▶ [Record list]
_ _ _ _ _

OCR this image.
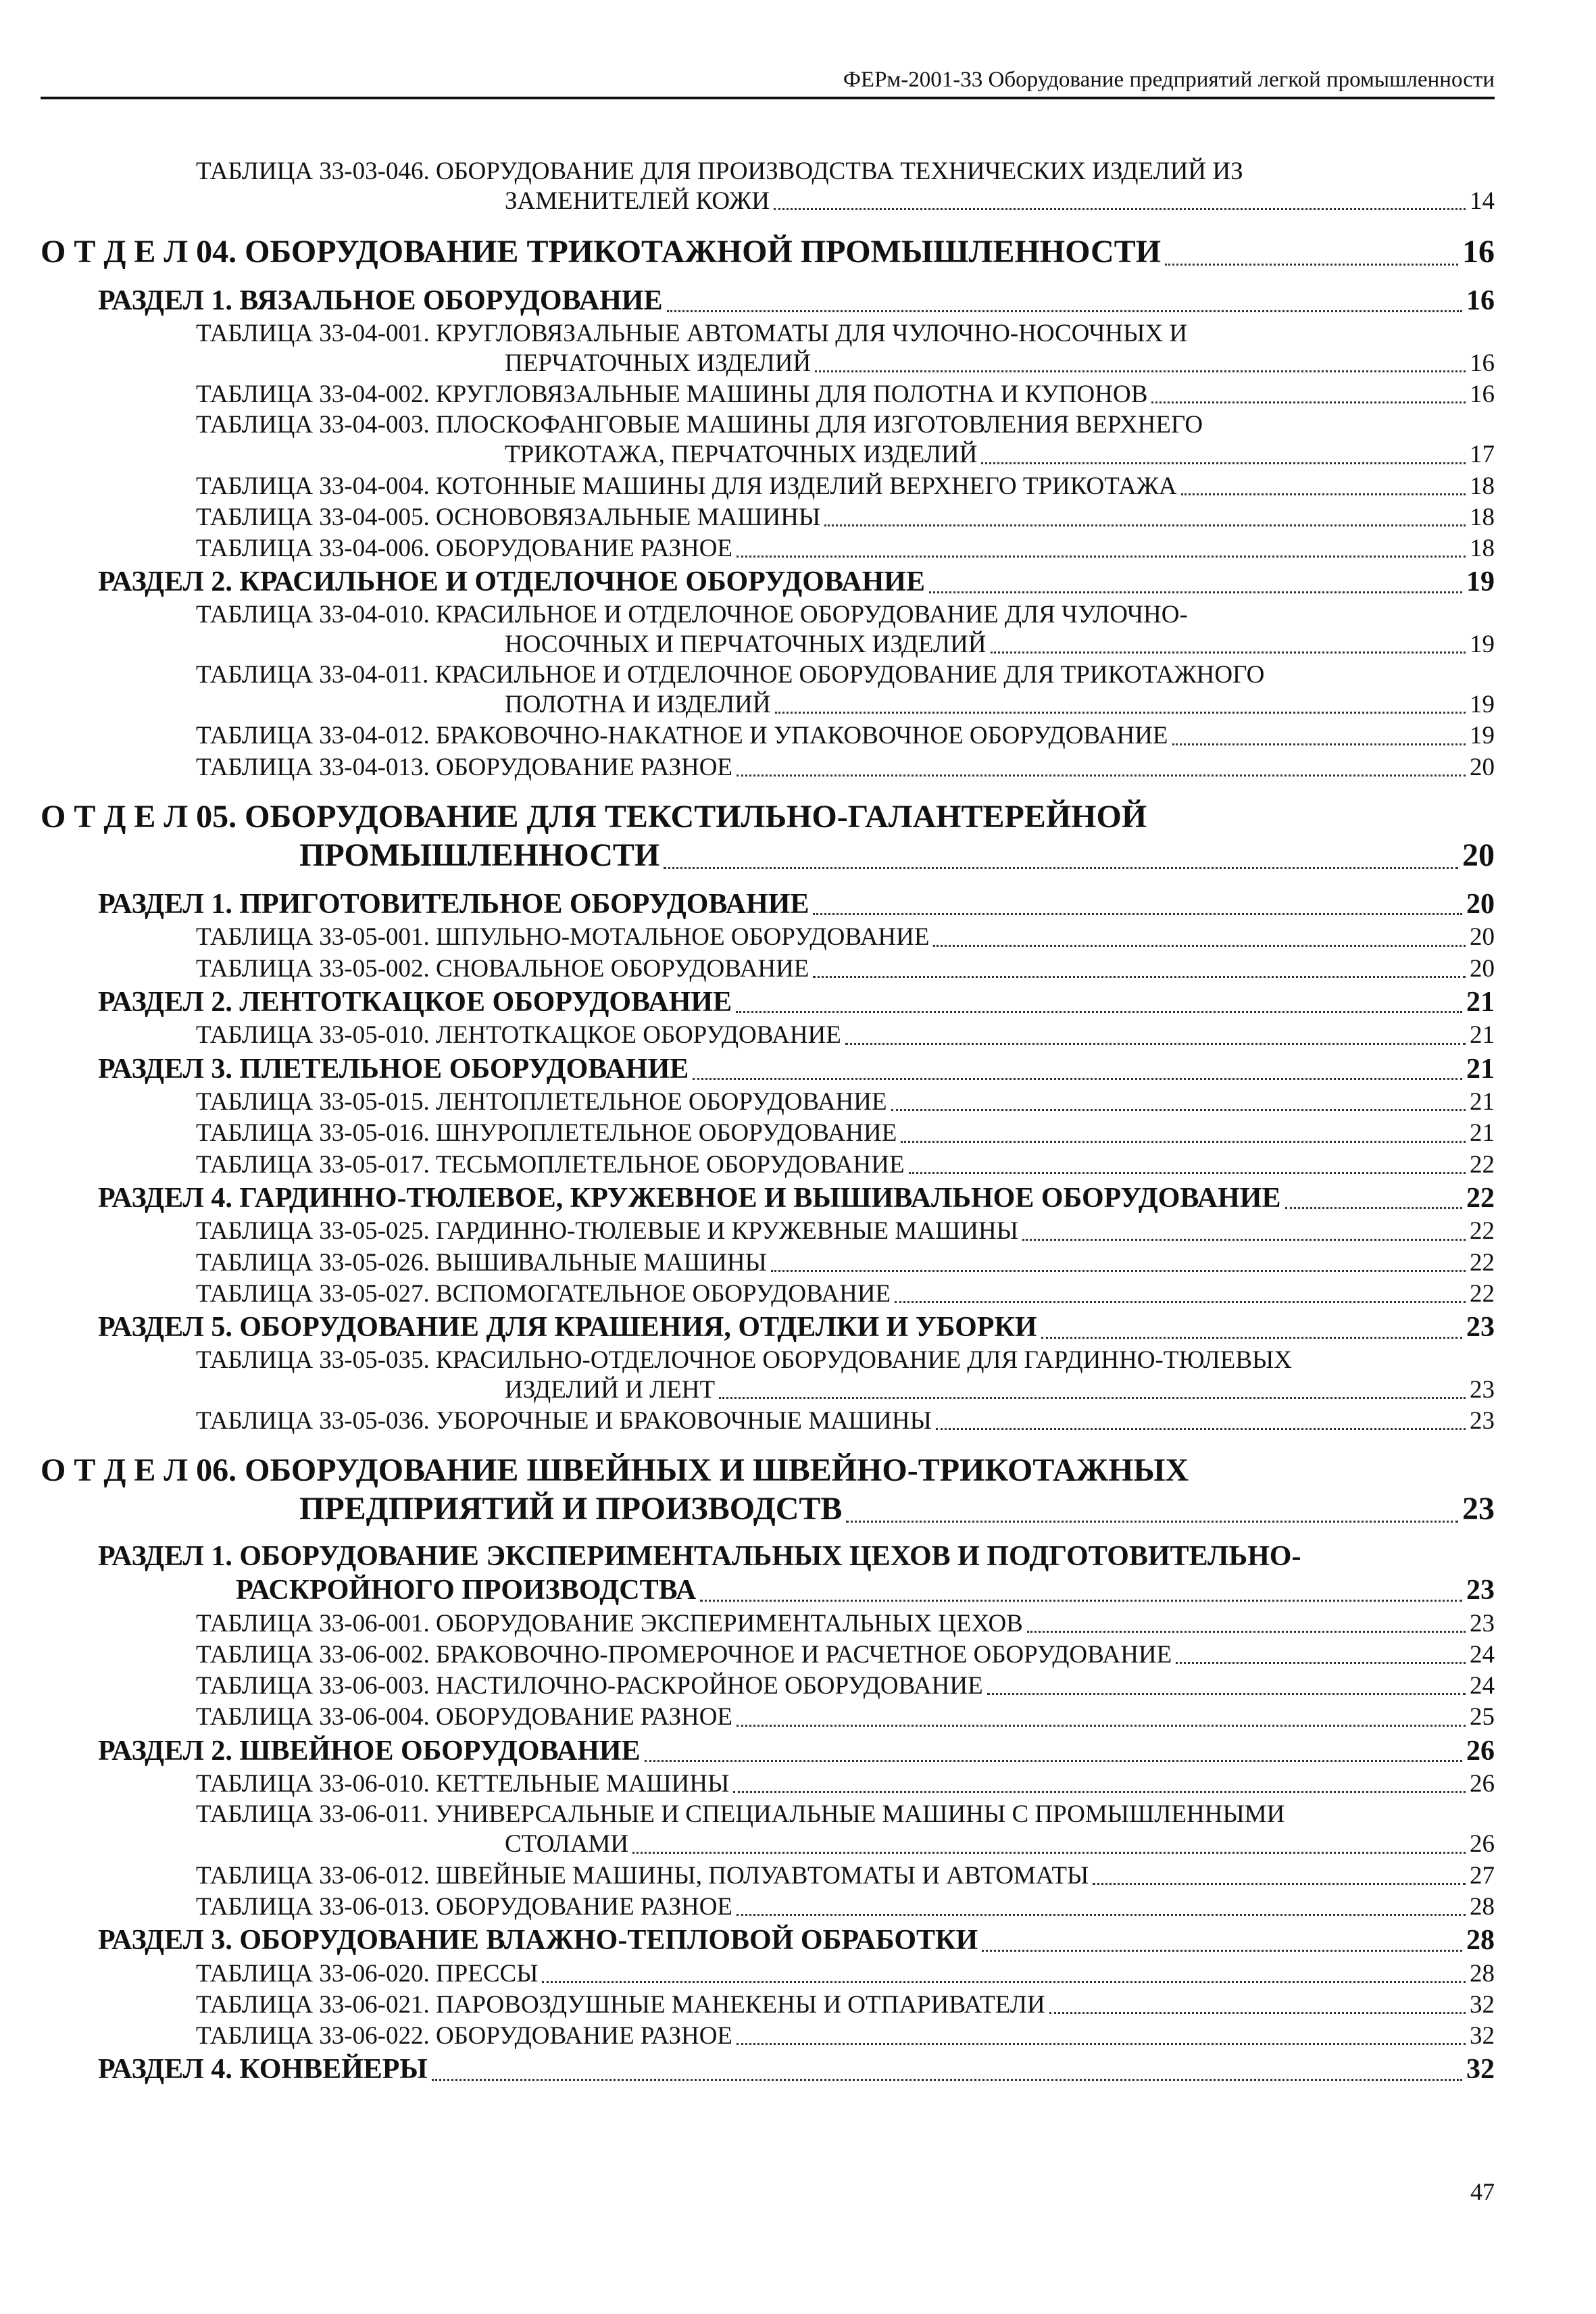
ФЕРм-2001-33 Оборудование предприятий легкой промышленности
ТАБЛИЦА 33-03-046. ОБОРУДОВАНИЕ ДЛЯ ПРОИЗВОДСТВА ТЕХНИЧЕСКИХ ИЗДЕЛИЙ ИЗ
ЗАМЕНИТЕЛЕЙ КОЖИ	14
О Т Д Е Л 04. ОБОРУДОВАНИЕ ТРИКОТАЖНОЙ ПРОМЫШЛЕННОСТИ	16
РАЗДЕЛ 1. ВЯЗАЛЬНОЕ ОБОРУДОВАНИЕ	16
ТАБЛИЦА 33-04-001. КРУГЛОВЯЗАЛЬНЫЕ АВТОМАТЫ ДЛЯ ЧУЛОЧНО-НОСОЧНЫХ И
ПЕРЧАТОЧНЫХ ИЗДЕЛИЙ	16
ТАБЛИЦА 33-04-002. КРУГЛОВЯЗАЛЬНЫЕ МАШИНЫ ДЛЯ ПОЛОТНА И КУПОНОВ	16
ТАБЛИЦА 33-04-003. ПЛОСКОФАНГОВЫЕ МАШИНЫ ДЛЯ ИЗГОТОВЛЕНИЯ ВЕРХНЕГО
ТРИКОТАЖА, ПЕРЧАТОЧНЫХ ИЗДЕЛИЙ	17
ТАБЛИЦА 33-04-004. КОТОННЫЕ МАШИНЫ ДЛЯ ИЗДЕЛИЙ ВЕРХНЕГО ТРИКОТАЖА	18
ТАБЛИЦА 33-04-005. ОСНОВОВЯЗАЛЬНЫЕ МАШИНЫ	18
ТАБЛИЦА 33-04-006. ОБОРУДОВАНИЕ РАЗНОЕ	18
РАЗДЕЛ 2. КРАСИЛЬНОЕ И ОТДЕЛОЧНОЕ ОБОРУДОВАНИЕ	19
ТАБЛИЦА 33-04-010. КРАСИЛЬНОЕ И ОТДЕЛОЧНОЕ ОБОРУДОВАНИЕ ДЛЯ ЧУЛОЧНО-
НОСОЧНЫХ И ПЕРЧАТОЧНЫХ ИЗДЕЛИЙ	19
ТАБЛИЦА 33-04-011. КРАСИЛЬНОЕ И ОТДЕЛОЧНОЕ ОБОРУДОВАНИЕ ДЛЯ ТРИКОТАЖНОГО
ПОЛОТНА И ИЗДЕЛИЙ	19
ТАБЛИЦА 33-04-012. БРАКОВОЧНО-НАКАТНОЕ И УПАКОВОЧНОЕ ОБОРУДОВАНИЕ	19
ТАБЛИЦА 33-04-013. ОБОРУДОВАНИЕ РАЗНОЕ	20
О Т Д Е Л 05. ОБОРУДОВАНИЕ ДЛЯ ТЕКСТИЛЬНО-ГАЛАНТЕРЕЙНОЙ
ПРОМЫШЛЕННОСТИ	20
РАЗДЕЛ 1. ПРИГОТОВИТЕЛЬНОЕ ОБОРУДОВАНИЕ	20
ТАБЛИЦА 33-05-001. ШПУЛЬНО-МОТАЛЬНОЕ ОБОРУДОВАНИЕ	20
ТАБЛИЦА 33-05-002. СНОВАЛЬНОЕ ОБОРУДОВАНИЕ	20
РАЗДЕЛ 2. ЛЕНТОТКАЦКОЕ ОБОРУДОВАНИЕ	21
ТАБЛИЦА 33-05-010. ЛЕНТОТКАЦКОЕ ОБОРУДОВАНИЕ	21
РАЗДЕЛ 3. ПЛЕТЕЛЬНОЕ ОБОРУДОВАНИЕ	21
ТАБЛИЦА 33-05-015. ЛЕНТОПЛЕТЕЛЬНОЕ ОБОРУДОВАНИЕ	21
ТАБЛИЦА 33-05-016. ШНУРОПЛЕТЕЛЬНОЕ ОБОРУДОВАНИЕ	21
ТАБЛИЦА 33-05-017. ТЕСЬМОПЛЕТЕЛЬНОЕ ОБОРУДОВАНИЕ	22
РАЗДЕЛ 4. ГАРДИННО-ТЮЛЕВОЕ, КРУЖЕВНОЕ И ВЫШИВАЛЬНОЕ ОБОРУДОВАНИЕ	22
ТАБЛИЦА 33-05-025. ГАРДИННО-ТЮЛЕВЫЕ И КРУЖЕВНЫЕ МАШИНЫ	22
ТАБЛИЦА 33-05-026. ВЫШИВАЛЬНЫЕ МАШИНЫ	22
ТАБЛИЦА 33-05-027. ВСПОМОГАТЕЛЬНОЕ ОБОРУДОВАНИЕ	22
РАЗДЕЛ 5. ОБОРУДОВАНИЕ ДЛЯ КРАШЕНИЯ, ОТДЕЛКИ И УБОРКИ	23
ТАБЛИЦА 33-05-035. КРАСИЛЬНО-ОТДЕЛОЧНОЕ ОБОРУДОВАНИЕ ДЛЯ ГАРДИННО-ТЮЛЕВЫХ
ИЗДЕЛИЙ И ЛЕНТ	23
ТАБЛИЦА 33-05-036. УБОРОЧНЫЕ И БРАКОВОЧНЫЕ МАШИНЫ	23
О Т Д Е Л 06. ОБОРУДОВАНИЕ ШВЕЙНЫХ И ШВЕЙНО-ТРИКОТАЖНЫХ
ПРЕДПРИЯТИЙ И ПРОИЗВОДСТВ	23
РАЗДЕЛ 1. ОБОРУДОВАНИЕ ЭКСПЕРИМЕНТАЛЬНЫХ ЦЕХОВ И ПОДГОТОВИТЕЛЬНО-
РАСКРОЙНОГО ПРОИЗВОДСТВА	23
ТАБЛИЦА 33-06-001. ОБОРУДОВАНИЕ ЭКСПЕРИМЕНТАЛЬНЫХ ЦЕХОВ	23
ТАБЛИЦА 33-06-002. БРАКОВОЧНО-ПРОМЕРОЧНОЕ И РАСЧЕТНОЕ ОБОРУДОВАНИЕ	24
ТАБЛИЦА 33-06-003. НАСТИЛОЧНО-РАСКРОЙНОЕ ОБОРУДОВАНИЕ	24
ТАБЛИЦА 33-06-004. ОБОРУДОВАНИЕ РАЗНОЕ	25
РАЗДЕЛ 2. ШВЕЙНОЕ ОБОРУДОВАНИЕ	26
ТАБЛИЦА 33-06-010. КЕТТЕЛЬНЫЕ МАШИНЫ	26
ТАБЛИЦА 33-06-011. УНИВЕРСАЛЬНЫЕ И СПЕЦИАЛЬНЫЕ МАШИНЫ С ПРОМЫШЛЕННЫМИ
СТОЛАМИ	26
ТАБЛИЦА 33-06-012. ШВЕЙНЫЕ МАШИНЫ, ПОЛУАВТОМАТЫ И АВТОМАТЫ	27
ТАБЛИЦА 33-06-013. ОБОРУДОВАНИЕ РАЗНОЕ	28
РАЗДЕЛ 3. ОБОРУДОВАНИЕ ВЛАЖНО-ТЕПЛОВОЙ ОБРАБОТКИ	28
ТАБЛИЦА 33-06-020. ПРЕССЫ	28
ТАБЛИЦА 33-06-021. ПАРОВОЗДУШНЫЕ МАНЕКЕНЫ И ОТПАРИВАТЕЛИ	32
ТАБЛИЦА 33-06-022. ОБОРУДОВАНИЕ РАЗНОЕ	32
РАЗДЕЛ 4. КОНВЕЙЕРЫ	32
47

_ _ _ _ _

▶ [Instructions for the task]
Copy the records above exactly, leaving out every picture.

▶ [Response to the task]
OCR this image.
ФЕРм-2001-33 Оборудование предприятий легкой промышленности
ТАБЛИЦА 33-03-046. ОБОРУДОВАНИЕ ДЛЯ ПРОИЗВОДСТВА ТЕХНИЧЕСКИХ ИЗДЕЛИЙ ИЗ
ЗАМЕНИТЕЛЕЙ КОЖИ	14
О Т Д Е Л 04. ОБОРУДОВАНИЕ ТРИКОТАЖНОЙ ПРОМЫШЛЕННОСТИ	16
РАЗДЕЛ 1. ВЯЗАЛЬНОЕ ОБОРУДОВАНИЕ	16
ТАБЛИЦА 33-04-001. КРУГЛОВЯЗАЛЬНЫЕ АВТОМАТЫ ДЛЯ ЧУЛОЧНО-НОСОЧНЫХ И
ПЕРЧАТОЧНЫХ ИЗДЕЛИЙ	16
ТАБЛИЦА 33-04-002. КРУГЛОВЯЗАЛЬНЫЕ МАШИНЫ ДЛЯ ПОЛОТНА И КУПОНОВ	16
ТАБЛИЦА 33-04-003. ПЛОСКОФАНГОВЫЕ МАШИНЫ ДЛЯ ИЗГОТОВЛЕНИЯ ВЕРХНЕГО
ТРИКОТАЖА, ПЕРЧАТОЧНЫХ ИЗДЕЛИЙ	17
ТАБЛИЦА 33-04-004. КОТОННЫЕ МАШИНЫ ДЛЯ ИЗДЕЛИЙ ВЕРХНЕГО ТРИКОТАЖА	18
ТАБЛИЦА 33-04-005. ОСНОВОВЯЗАЛЬНЫЕ МАШИНЫ	18
ТАБЛИЦА 33-04-006. ОБОРУДОВАНИЕ РАЗНОЕ	18
РАЗДЕЛ 2. КРАСИЛЬНОЕ И ОТДЕЛОЧНОЕ ОБОРУДОВАНИЕ	19
ТАБЛИЦА 33-04-010. КРАСИЛЬНОЕ И ОТДЕЛОЧНОЕ ОБОРУДОВАНИЕ ДЛЯ ЧУЛОЧНО-
НОСОЧНЫХ И ПЕРЧАТОЧНЫХ ИЗДЕЛИЙ	19
ТАБЛИЦА 33-04-011. КРАСИЛЬНОЕ И ОТДЕЛОЧНОЕ ОБОРУДОВАНИЕ ДЛЯ ТРИКОТАЖНОГО
ПОЛОТНА И ИЗДЕЛИЙ	19
ТАБЛИЦА 33-04-012. БРАКОВОЧНО-НАКАТНОЕ И УПАКОВОЧНОЕ ОБОРУДОВАНИЕ	19
ТАБЛИЦА 33-04-013. ОБОРУДОВАНИЕ РАЗНОЕ	20
О Т Д Е Л 05. ОБОРУДОВАНИЕ ДЛЯ ТЕКСТИЛЬНО-ГАЛАНТЕРЕЙНОЙ
ПРОМЫШЛЕННОСТИ	20
РАЗДЕЛ 1. ПРИГОТОВИТЕЛЬНОЕ ОБОРУДОВАНИЕ	20
ТАБЛИЦА 33-05-001. ШПУЛЬНО-МОТАЛЬНОЕ ОБОРУДОВАНИЕ	20
ТАБЛИЦА 33-05-002. СНОВАЛЬНОЕ ОБОРУДОВАНИЕ	20
РАЗДЕЛ 2. ЛЕНТОТКАЦКОЕ ОБОРУДОВАНИЕ	21
ТАБЛИЦА 33-05-010. ЛЕНТОТКАЦКОЕ ОБОРУДОВАНИЕ	21
РАЗДЕЛ 3. ПЛЕТЕЛЬНОЕ ОБОРУДОВАНИЕ	21
ТАБЛИЦА 33-05-015. ЛЕНТОПЛЕТЕЛЬНОЕ ОБОРУДОВАНИЕ	21
ТАБЛИЦА 33-05-016. ШНУРОПЛЕТЕЛЬНОЕ ОБОРУДОВАНИЕ	21
ТАБЛИЦА 33-05-017. ТЕСЬМОПЛЕТЕЛЬНОЕ ОБОРУДОВАНИЕ	22
РАЗДЕЛ 4. ГАРДИННО-ТЮЛЕВОЕ, КРУЖЕВНОЕ И ВЫШИВАЛЬНОЕ ОБОРУДОВАНИЕ	22
ТАБЛИЦА 33-05-025. ГАРДИННО-ТЮЛЕВЫЕ И КРУЖЕВНЫЕ МАШИНЫ	22
ТАБЛИЦА 33-05-026. ВЫШИВАЛЬНЫЕ МАШИНЫ	22
ТАБЛИЦА 33-05-027. ВСПОМОГАТЕЛЬНОЕ ОБОРУДОВАНИЕ	22
РАЗДЕЛ 5. ОБОРУДОВАНИЕ ДЛЯ КРАШЕНИЯ, ОТДЕЛКИ И УБОРКИ	23
ТАБЛИЦА 33-05-035. КРАСИЛЬНО-ОТДЕЛОЧНОЕ ОБОРУДОВАНИЕ ДЛЯ ГАРДИННО-ТЮЛЕВЫХ
ИЗДЕЛИЙ И ЛЕНТ	23
ТАБЛИЦА 33-05-036. УБОРОЧНЫЕ И БРАКОВОЧНЫЕ МАШИНЫ	23
О Т Д Е Л 06. ОБОРУДОВАНИЕ ШВЕЙНЫХ И ШВЕЙНО-ТРИКОТАЖНЫХ
ПРЕДПРИЯТИЙ И ПРОИЗВОДСТВ	23
РАЗДЕЛ 1. ОБОРУДОВАНИЕ ЭКСПЕРИМЕНТАЛЬНЫХ ЦЕХОВ И ПОДГОТОВИТЕЛЬНО-
РАСКРОЙНОГО ПРОИЗВОДСТВА	23
ТАБЛИЦА 33-06-001. ОБОРУДОВАНИЕ ЭКСПЕРИМЕНТАЛЬНЫХ ЦЕХОВ	23
ТАБЛИЦА 33-06-002. БРАКОВОЧНО-ПРОМЕРОЧНОЕ И РАСЧЕТНОЕ ОБОРУДОВАНИЕ	24
ТАБЛИЦА 33-06-003. НАСТИЛОЧНО-РАСКРОЙНОЕ ОБОРУДОВАНИЕ	24
ТАБЛИЦА 33-06-004. ОБОРУДОВАНИЕ РАЗНОЕ	25
РАЗДЕЛ 2. ШВЕЙНОЕ ОБОРУДОВАНИЕ	26
ТАБЛИЦА 33-06-010. КЕТТЕЛЬНЫЕ МАШИНЫ	26
ТАБЛИЦА 33-06-011. УНИВЕРСАЛЬНЫЕ И СПЕЦИАЛЬНЫЕ МАШИНЫ С ПРОМЫШЛЕННЫМИ
СТОЛАМИ	26
ТАБЛИЦА 33-06-012. ШВЕЙНЫЕ МАШИНЫ, ПОЛУАВТОМАТЫ И АВТОМАТЫ	27
ТАБЛИЦА 33-06-013. ОБОРУДОВАНИЕ РАЗНОЕ	28
РАЗДЕЛ 3. ОБОРУДОВАНИЕ ВЛАЖНО-ТЕПЛОВОЙ ОБРАБОТКИ	28
ТАБЛИЦА 33-06-020. ПРЕССЫ	28
ТАБЛИЦА 33-06-021. ПАРОВОЗДУШНЫЕ МАНЕКЕНЫ И ОТПАРИВАТЕЛИ	32
ТАБЛИЦА 33-06-022. ОБОРУДОВАНИЕ РАЗНОЕ	32
РАЗДЕЛ 4. КОНВЕЙЕРЫ	32
47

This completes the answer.